**TASK BRIEF**
Locate every line that holds the string "JSON" and copy it.

::::

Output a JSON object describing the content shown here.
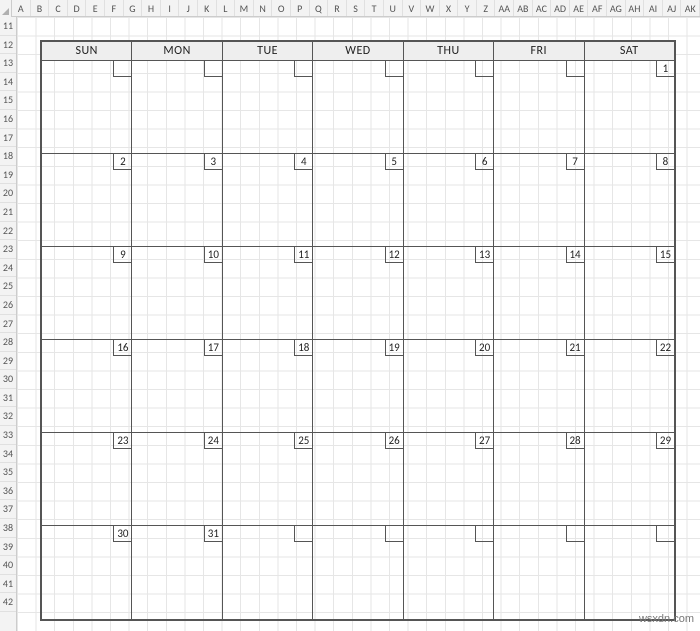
{
  "columns": [
    "A",
    "B",
    "C",
    "D",
    "E",
    "F",
    "G",
    "H",
    "I",
    "J",
    "K",
    "L",
    "M",
    "N",
    "O",
    "P",
    "Q",
    "R",
    "S",
    "T",
    "U",
    "V",
    "W",
    "X",
    "Y",
    "Z",
    "AA",
    "AB",
    "AC",
    "AD",
    "AE",
    "AF",
    "AG",
    "AH",
    "AI",
    "AJ",
    "AK"
  ],
  "rows_start": 11,
  "rows_end": 42,
  "calendar": {
    "headers": [
      "SUN",
      "MON",
      "TUE",
      "WED",
      "THU",
      "FRI",
      "SAT"
    ],
    "weeks": [
      [
        "",
        "",
        "",
        "",
        "",
        "",
        "1"
      ],
      [
        "2",
        "3",
        "4",
        "5",
        "6",
        "7",
        "8"
      ],
      [
        "9",
        "10",
        "11",
        "12",
        "13",
        "14",
        "15"
      ],
      [
        "16",
        "17",
        "18",
        "19",
        "20",
        "21",
        "22"
      ],
      [
        "23",
        "24",
        "25",
        "26",
        "27",
        "28",
        "29"
      ],
      [
        "30",
        "31",
        "",
        "",
        "",
        "",
        ""
      ]
    ]
  },
  "watermark": "wsxdn.com"
}
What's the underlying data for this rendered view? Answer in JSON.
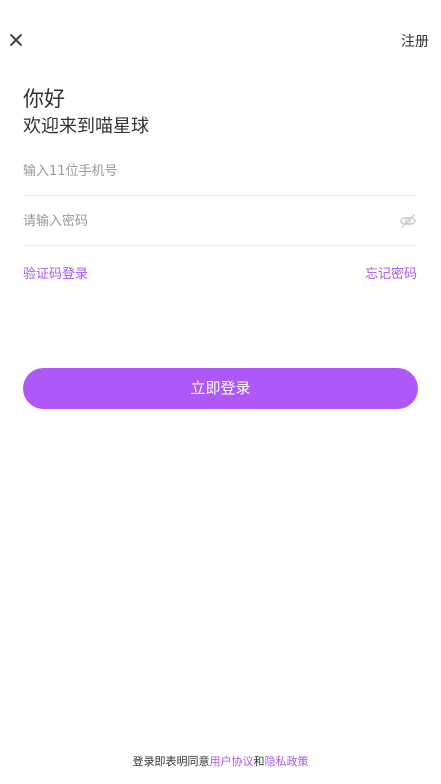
{
  "header": {
    "close_icon": "close-icon",
    "register_label": "注册"
  },
  "greeting": {
    "line1": "你好",
    "line2": "欢迎来到喵星球"
  },
  "form": {
    "phone_placeholder": "输入11位手机号",
    "phone_value": "",
    "password_placeholder": "请输入密码",
    "password_value": "",
    "password_toggle_icon": "eye-hidden-icon"
  },
  "links": {
    "sms_login": "验证码登录",
    "forgot_password": "忘记密码"
  },
  "login_button": "立即登录",
  "agreement": {
    "prefix": "登录即表明同意",
    "user_agreement": "用户协议",
    "and": "和",
    "privacy_policy": "隐私政策"
  },
  "colors": {
    "accent": "#ad58f7",
    "link": "#a955f5",
    "text": "#333333",
    "placeholder": "#999999"
  }
}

::::

**THE RESPONSE**
Output a JSON object describing the content shown here.
What's the underlying data for this rendered view? Answer in JSON.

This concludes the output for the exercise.